▸ **PROBLEM TO WORK ON**: Pick out every line with the word "name" and copy it.

## BEGIN

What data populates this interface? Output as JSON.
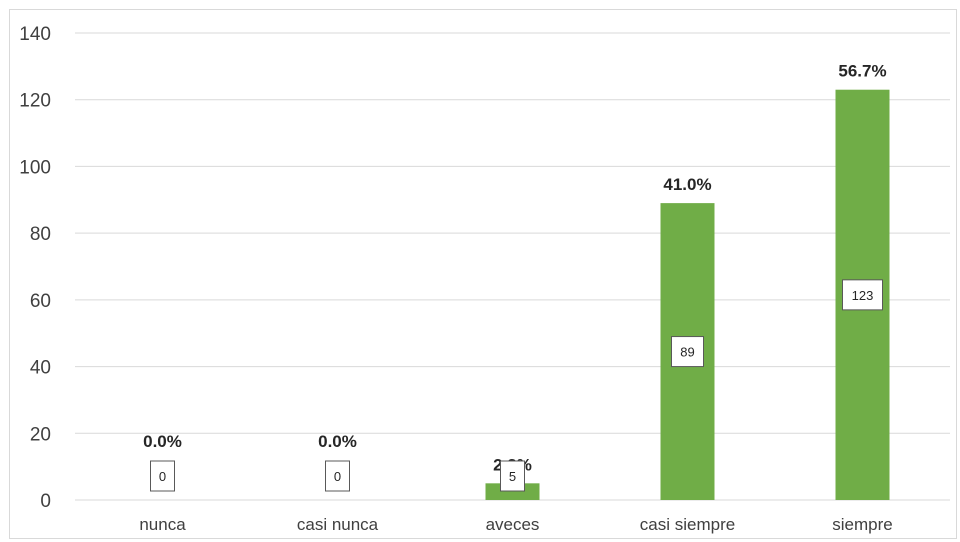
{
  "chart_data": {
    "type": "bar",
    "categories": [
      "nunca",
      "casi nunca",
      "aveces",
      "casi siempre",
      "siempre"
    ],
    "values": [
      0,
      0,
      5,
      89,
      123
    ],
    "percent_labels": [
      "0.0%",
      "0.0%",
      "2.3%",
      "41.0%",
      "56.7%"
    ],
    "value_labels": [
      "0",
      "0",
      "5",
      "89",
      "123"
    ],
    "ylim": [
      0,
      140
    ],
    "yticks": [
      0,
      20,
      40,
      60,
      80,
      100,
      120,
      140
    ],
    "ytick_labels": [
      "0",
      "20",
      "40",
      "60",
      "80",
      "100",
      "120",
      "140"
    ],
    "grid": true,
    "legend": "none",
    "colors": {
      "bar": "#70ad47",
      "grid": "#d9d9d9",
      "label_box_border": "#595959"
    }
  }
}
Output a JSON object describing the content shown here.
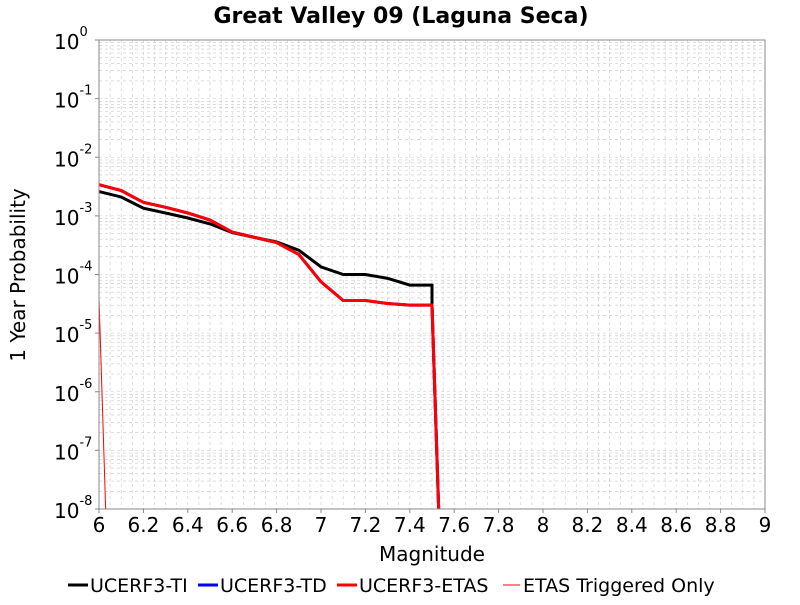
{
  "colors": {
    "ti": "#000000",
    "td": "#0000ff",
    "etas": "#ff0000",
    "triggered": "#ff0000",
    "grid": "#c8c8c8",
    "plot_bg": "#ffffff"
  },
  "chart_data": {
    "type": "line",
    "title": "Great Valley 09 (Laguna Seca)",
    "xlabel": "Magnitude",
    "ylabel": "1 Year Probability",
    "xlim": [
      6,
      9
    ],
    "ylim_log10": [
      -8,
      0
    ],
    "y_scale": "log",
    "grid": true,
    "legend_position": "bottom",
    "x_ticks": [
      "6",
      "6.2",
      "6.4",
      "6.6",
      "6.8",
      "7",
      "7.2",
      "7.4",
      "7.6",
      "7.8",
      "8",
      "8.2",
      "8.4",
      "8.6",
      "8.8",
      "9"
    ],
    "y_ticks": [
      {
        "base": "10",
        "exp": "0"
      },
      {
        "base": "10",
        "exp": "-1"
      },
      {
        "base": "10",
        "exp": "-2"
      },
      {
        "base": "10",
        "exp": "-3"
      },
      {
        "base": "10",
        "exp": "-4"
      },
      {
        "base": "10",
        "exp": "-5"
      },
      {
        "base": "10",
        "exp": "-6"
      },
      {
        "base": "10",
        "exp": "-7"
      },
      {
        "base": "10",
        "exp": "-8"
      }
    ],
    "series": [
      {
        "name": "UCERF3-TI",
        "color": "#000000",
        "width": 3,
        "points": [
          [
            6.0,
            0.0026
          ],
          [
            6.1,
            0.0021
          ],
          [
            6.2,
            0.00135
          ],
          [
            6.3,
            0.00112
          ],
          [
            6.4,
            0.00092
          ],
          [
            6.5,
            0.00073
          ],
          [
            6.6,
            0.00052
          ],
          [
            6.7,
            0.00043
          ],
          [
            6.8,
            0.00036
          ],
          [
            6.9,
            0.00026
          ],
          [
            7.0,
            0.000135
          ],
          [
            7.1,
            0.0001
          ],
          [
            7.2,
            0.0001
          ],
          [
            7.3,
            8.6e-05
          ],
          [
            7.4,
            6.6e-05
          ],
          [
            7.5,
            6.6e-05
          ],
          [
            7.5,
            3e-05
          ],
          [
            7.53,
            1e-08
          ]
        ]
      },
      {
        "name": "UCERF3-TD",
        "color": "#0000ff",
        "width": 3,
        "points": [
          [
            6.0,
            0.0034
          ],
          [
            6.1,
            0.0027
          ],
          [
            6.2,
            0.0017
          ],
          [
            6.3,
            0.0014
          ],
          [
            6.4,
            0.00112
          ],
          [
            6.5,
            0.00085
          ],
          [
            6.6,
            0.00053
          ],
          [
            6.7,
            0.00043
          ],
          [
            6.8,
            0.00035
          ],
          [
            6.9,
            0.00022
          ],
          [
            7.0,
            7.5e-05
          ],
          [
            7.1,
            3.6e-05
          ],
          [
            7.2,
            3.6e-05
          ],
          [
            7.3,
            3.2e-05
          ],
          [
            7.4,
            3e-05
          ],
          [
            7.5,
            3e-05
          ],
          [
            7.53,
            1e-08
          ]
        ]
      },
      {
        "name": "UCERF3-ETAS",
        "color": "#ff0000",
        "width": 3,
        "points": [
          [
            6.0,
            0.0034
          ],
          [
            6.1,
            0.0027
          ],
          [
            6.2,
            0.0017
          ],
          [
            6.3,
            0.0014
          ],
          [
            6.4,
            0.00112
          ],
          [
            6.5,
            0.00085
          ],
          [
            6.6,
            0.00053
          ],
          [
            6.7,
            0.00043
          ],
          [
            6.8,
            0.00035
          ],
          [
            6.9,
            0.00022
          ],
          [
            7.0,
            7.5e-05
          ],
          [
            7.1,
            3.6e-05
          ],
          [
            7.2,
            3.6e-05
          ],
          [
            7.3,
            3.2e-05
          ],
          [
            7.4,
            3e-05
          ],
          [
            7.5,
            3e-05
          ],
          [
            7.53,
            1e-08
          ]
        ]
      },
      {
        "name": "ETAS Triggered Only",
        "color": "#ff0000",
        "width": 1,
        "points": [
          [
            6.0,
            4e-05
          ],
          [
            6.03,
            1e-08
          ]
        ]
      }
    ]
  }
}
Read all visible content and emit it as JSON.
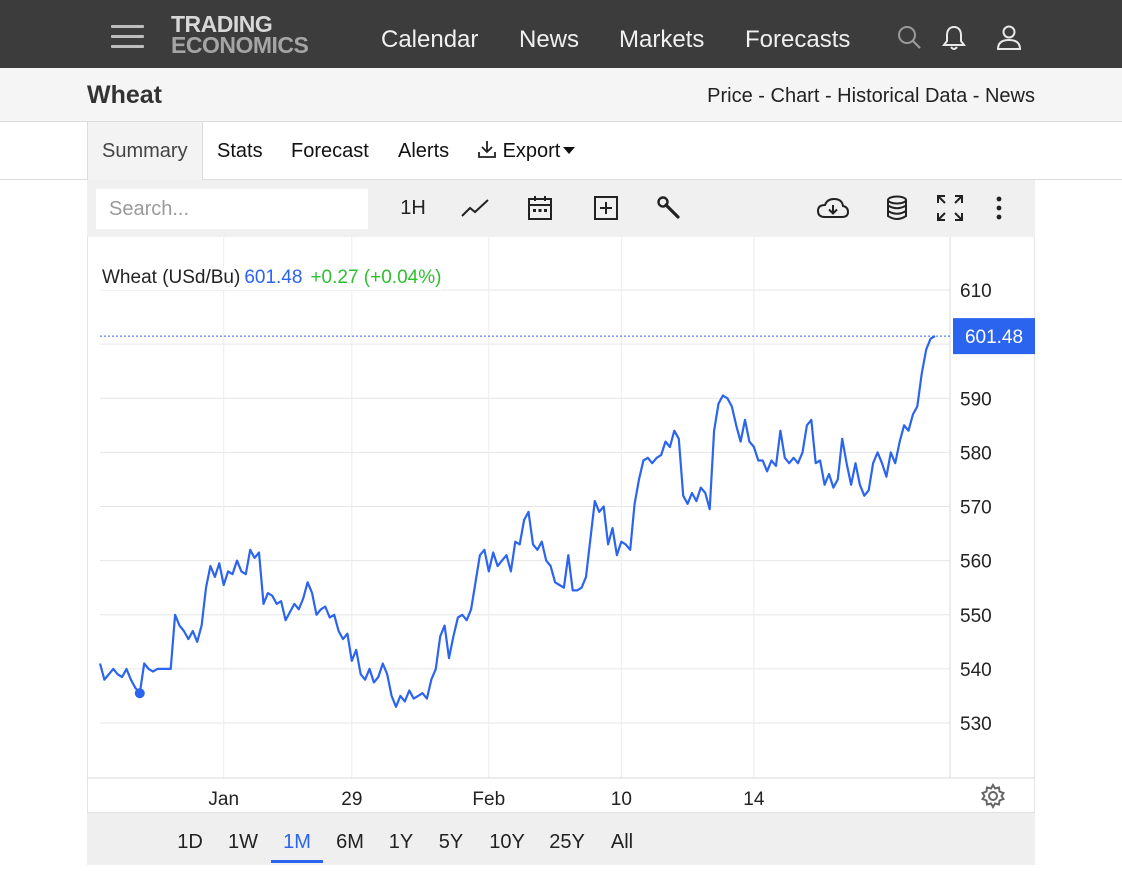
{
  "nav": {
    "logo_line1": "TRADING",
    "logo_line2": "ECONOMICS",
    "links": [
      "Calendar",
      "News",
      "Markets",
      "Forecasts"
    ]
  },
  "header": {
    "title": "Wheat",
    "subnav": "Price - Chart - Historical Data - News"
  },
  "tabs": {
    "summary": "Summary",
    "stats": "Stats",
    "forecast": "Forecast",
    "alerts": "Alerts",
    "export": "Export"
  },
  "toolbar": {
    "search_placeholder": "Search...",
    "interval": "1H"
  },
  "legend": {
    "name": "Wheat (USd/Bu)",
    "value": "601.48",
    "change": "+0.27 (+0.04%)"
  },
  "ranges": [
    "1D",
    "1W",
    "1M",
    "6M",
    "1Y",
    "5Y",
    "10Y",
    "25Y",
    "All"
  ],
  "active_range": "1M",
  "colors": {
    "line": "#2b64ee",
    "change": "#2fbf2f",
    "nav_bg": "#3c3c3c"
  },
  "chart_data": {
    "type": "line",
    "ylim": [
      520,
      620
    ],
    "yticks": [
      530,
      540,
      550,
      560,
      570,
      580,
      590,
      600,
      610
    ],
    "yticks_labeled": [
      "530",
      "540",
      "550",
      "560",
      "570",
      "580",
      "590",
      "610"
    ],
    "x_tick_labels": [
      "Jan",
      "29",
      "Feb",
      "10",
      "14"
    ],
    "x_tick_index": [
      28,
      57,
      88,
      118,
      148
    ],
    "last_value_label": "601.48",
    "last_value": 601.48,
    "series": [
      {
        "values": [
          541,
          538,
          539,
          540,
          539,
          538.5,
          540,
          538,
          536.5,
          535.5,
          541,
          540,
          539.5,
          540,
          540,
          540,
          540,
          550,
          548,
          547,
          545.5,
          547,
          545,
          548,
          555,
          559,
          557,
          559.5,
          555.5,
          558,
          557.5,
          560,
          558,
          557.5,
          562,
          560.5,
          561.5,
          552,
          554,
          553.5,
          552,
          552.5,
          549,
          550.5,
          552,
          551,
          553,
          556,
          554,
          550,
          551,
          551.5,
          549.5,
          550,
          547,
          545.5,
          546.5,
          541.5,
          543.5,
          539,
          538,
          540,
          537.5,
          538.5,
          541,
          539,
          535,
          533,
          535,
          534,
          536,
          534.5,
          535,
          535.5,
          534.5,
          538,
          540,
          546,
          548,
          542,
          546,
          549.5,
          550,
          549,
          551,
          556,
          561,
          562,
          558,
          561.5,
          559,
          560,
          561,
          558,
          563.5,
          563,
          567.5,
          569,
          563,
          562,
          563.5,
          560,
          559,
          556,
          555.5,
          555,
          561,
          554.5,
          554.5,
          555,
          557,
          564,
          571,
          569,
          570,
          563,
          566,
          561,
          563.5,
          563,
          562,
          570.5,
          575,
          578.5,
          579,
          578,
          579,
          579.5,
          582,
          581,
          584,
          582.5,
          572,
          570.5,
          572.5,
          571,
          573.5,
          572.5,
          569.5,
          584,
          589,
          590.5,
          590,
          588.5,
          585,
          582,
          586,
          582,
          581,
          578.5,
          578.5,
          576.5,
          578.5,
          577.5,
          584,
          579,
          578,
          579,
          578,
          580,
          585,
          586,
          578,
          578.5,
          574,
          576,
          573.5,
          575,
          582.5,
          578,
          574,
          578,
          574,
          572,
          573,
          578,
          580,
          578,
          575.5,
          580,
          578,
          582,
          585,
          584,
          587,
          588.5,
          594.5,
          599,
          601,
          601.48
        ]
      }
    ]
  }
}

## END

▸ **SOLUTION TO THIS EXERCISE**:
        "name": "UCERF3-TI",
        "name": "UCERF3-TD",
        "name": "UCERF3-ETAS",
        "name": "ETAS Triggered Only",
    "name": "Wheat (USd/Bu)",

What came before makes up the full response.